## Set problem
Go through the entries below and retype them exactly, omitting each picture.

## Source records
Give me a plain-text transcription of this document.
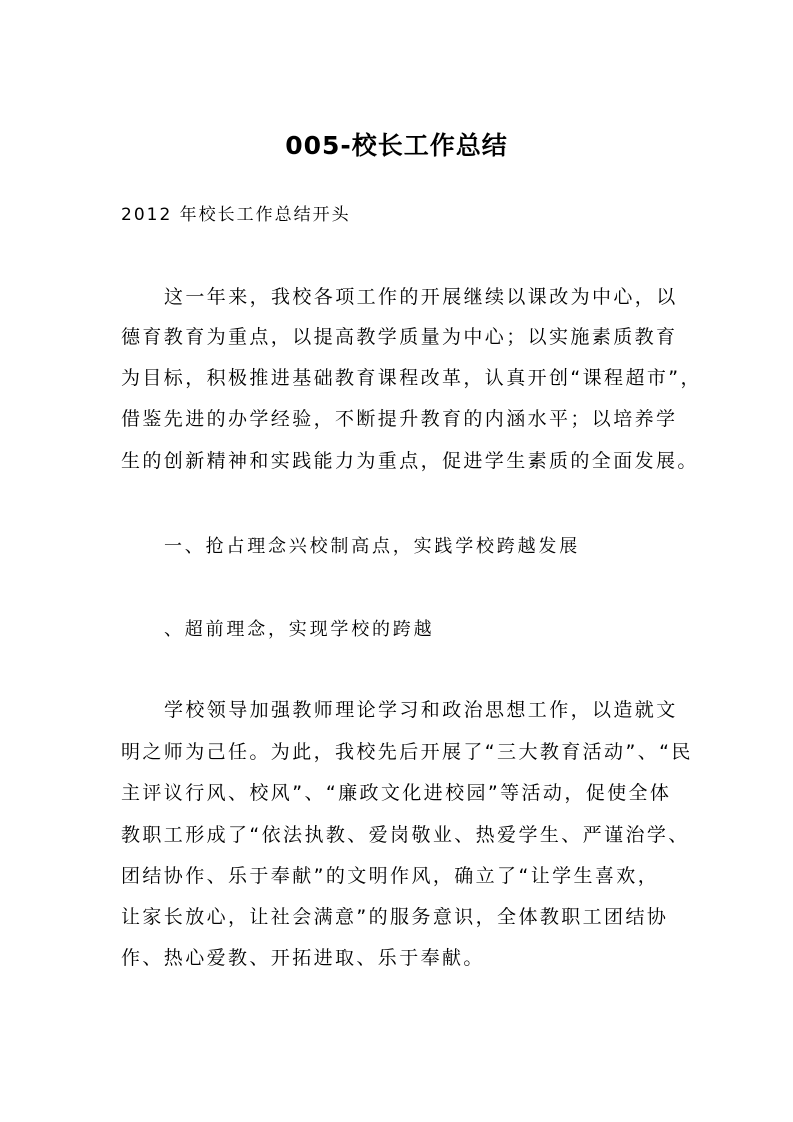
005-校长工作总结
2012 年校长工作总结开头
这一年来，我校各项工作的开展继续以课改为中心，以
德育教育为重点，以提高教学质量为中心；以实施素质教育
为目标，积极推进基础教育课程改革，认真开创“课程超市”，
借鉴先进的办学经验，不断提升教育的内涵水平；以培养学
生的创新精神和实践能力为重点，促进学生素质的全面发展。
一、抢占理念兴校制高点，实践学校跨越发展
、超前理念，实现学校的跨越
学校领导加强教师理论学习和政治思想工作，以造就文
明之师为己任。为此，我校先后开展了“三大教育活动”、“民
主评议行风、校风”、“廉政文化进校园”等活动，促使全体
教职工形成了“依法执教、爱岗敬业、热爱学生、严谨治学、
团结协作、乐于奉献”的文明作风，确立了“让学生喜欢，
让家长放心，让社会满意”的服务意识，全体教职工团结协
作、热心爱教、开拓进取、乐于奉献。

## Result of this task
Give me a plain-text transcription of this document.
005-校长工作总结
2012 年校长工作总结开头
这一年来，我校各项工作的开展继续以课改为中心，以
德育教育为重点，以提高教学质量为中心；以实施素质教育
为目标，积极推进基础教育课程改革，认真开创“课程超市”，
借鉴先进的办学经验，不断提升教育的内涵水平；以培养学
生的创新精神和实践能力为重点，促进学生素质的全面发展。
一、抢占理念兴校制高点，实践学校跨越发展
、超前理念，实现学校的跨越
学校领导加强教师理论学习和政治思想工作，以造就文
明之师为己任。为此，我校先后开展了“三大教育活动”、“民
主评议行风、校风”、“廉政文化进校园”等活动，促使全体
教职工形成了“依法执教、爱岗敬业、热爱学生、严谨治学、
团结协作、乐于奉献”的文明作风，确立了“让学生喜欢，
让家长放心，让社会满意”的服务意识，全体教职工团结协
作、热心爱教、开拓进取、乐于奉献。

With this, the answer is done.